(Figure content listings)
__________

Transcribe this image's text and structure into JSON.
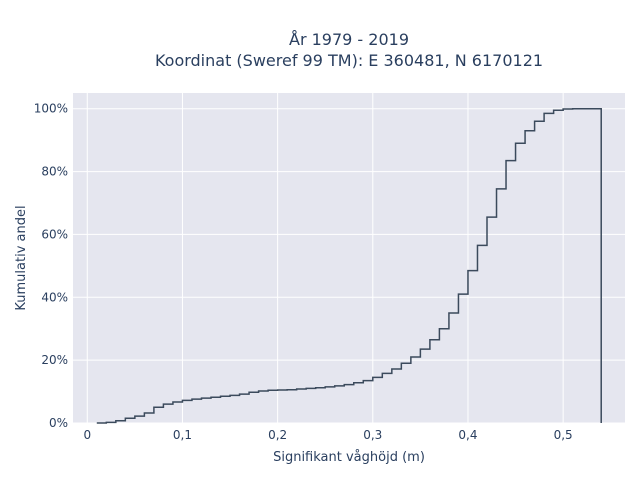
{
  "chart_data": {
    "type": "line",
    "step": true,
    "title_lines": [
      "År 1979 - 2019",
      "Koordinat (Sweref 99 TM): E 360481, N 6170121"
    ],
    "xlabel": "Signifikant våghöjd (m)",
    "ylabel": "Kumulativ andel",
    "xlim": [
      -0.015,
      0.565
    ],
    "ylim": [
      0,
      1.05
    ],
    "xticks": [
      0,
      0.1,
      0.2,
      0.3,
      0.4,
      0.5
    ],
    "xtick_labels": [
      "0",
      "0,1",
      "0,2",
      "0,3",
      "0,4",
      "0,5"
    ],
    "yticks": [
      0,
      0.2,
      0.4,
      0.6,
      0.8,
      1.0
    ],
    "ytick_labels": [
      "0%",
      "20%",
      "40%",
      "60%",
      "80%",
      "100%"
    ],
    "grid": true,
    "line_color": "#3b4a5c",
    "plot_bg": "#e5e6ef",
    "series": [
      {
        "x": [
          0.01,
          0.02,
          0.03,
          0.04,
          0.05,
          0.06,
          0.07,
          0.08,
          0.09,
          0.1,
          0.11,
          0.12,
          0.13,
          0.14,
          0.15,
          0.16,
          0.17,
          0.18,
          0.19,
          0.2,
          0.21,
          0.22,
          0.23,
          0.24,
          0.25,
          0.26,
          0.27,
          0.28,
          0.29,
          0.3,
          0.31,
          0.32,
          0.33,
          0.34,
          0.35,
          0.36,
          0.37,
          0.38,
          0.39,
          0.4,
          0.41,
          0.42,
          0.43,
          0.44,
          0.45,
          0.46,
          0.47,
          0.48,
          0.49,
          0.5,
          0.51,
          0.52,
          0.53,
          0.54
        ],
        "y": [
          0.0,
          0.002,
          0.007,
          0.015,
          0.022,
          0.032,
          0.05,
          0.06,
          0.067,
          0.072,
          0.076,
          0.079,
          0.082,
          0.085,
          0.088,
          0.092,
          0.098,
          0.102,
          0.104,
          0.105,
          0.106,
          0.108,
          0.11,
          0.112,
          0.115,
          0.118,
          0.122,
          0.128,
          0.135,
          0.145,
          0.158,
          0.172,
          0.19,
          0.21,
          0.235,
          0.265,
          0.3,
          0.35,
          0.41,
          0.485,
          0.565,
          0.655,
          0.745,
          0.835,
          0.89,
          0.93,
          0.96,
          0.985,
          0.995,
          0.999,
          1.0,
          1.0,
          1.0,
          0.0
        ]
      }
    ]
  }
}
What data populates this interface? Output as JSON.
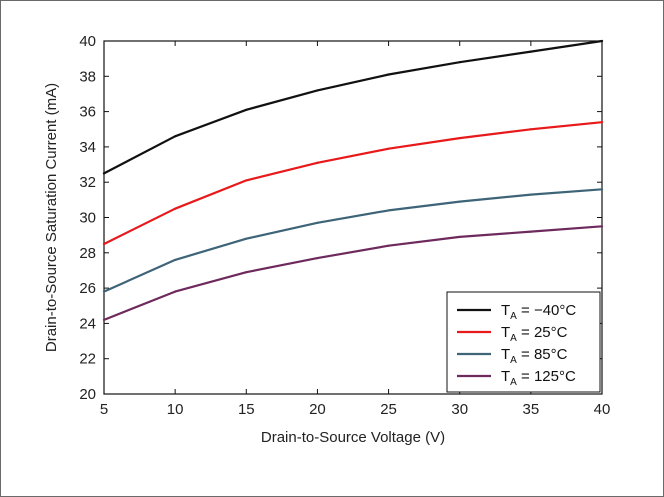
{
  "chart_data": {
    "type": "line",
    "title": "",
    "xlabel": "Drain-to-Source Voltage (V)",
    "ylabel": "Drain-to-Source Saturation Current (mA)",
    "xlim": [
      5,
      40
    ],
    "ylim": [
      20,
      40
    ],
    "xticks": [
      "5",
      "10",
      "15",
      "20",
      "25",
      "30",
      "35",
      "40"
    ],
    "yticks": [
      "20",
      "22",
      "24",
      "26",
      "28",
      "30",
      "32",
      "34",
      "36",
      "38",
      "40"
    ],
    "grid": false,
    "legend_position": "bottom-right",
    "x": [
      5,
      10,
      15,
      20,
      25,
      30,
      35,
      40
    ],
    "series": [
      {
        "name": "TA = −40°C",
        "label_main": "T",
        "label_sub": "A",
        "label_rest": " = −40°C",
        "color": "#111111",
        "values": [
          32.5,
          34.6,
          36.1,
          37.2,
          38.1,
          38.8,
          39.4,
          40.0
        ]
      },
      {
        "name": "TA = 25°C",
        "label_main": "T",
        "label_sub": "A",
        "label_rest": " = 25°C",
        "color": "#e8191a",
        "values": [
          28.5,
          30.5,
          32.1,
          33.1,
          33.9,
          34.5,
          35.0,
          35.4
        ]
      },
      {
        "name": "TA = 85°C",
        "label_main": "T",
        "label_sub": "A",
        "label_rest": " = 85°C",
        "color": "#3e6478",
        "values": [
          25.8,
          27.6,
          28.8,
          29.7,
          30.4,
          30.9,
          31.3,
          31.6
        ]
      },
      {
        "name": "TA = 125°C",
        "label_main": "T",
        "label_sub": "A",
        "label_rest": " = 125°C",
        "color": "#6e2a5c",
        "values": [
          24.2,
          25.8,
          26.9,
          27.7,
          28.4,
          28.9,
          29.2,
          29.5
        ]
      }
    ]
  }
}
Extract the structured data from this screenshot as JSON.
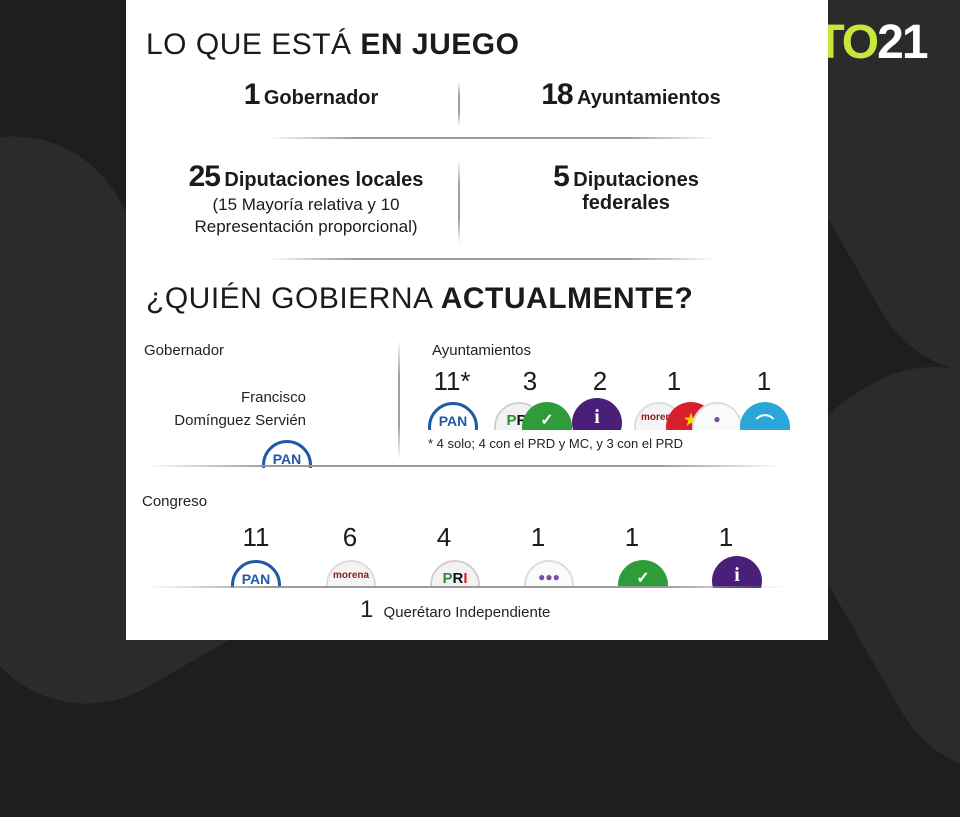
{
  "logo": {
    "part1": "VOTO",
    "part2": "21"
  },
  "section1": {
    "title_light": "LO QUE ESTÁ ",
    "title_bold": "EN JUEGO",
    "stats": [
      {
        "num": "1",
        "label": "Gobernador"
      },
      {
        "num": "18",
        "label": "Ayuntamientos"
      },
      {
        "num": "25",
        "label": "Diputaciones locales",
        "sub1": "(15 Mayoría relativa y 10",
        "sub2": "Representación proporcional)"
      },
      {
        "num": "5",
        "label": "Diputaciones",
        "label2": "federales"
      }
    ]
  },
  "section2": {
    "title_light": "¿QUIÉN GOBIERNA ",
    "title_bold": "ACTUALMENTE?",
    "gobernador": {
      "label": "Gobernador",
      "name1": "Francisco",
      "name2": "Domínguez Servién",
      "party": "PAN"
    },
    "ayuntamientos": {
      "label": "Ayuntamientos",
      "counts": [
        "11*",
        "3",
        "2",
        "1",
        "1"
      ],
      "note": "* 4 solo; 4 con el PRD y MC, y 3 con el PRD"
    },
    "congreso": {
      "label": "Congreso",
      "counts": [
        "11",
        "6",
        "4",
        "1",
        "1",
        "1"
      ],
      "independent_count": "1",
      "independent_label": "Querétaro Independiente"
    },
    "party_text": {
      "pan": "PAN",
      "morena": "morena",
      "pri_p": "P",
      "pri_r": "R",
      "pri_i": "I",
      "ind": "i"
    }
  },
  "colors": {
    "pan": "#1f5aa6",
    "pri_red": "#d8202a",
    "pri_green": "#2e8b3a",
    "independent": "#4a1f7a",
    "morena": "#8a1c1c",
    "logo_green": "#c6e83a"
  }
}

__________

Which lines include the word "xlabel"? Copy every one of them.

### Output for this exercise
    "xlabel": "Signifikant våghöjd (m)",
    "xlabel": "Drain-to-Source Voltage (V)",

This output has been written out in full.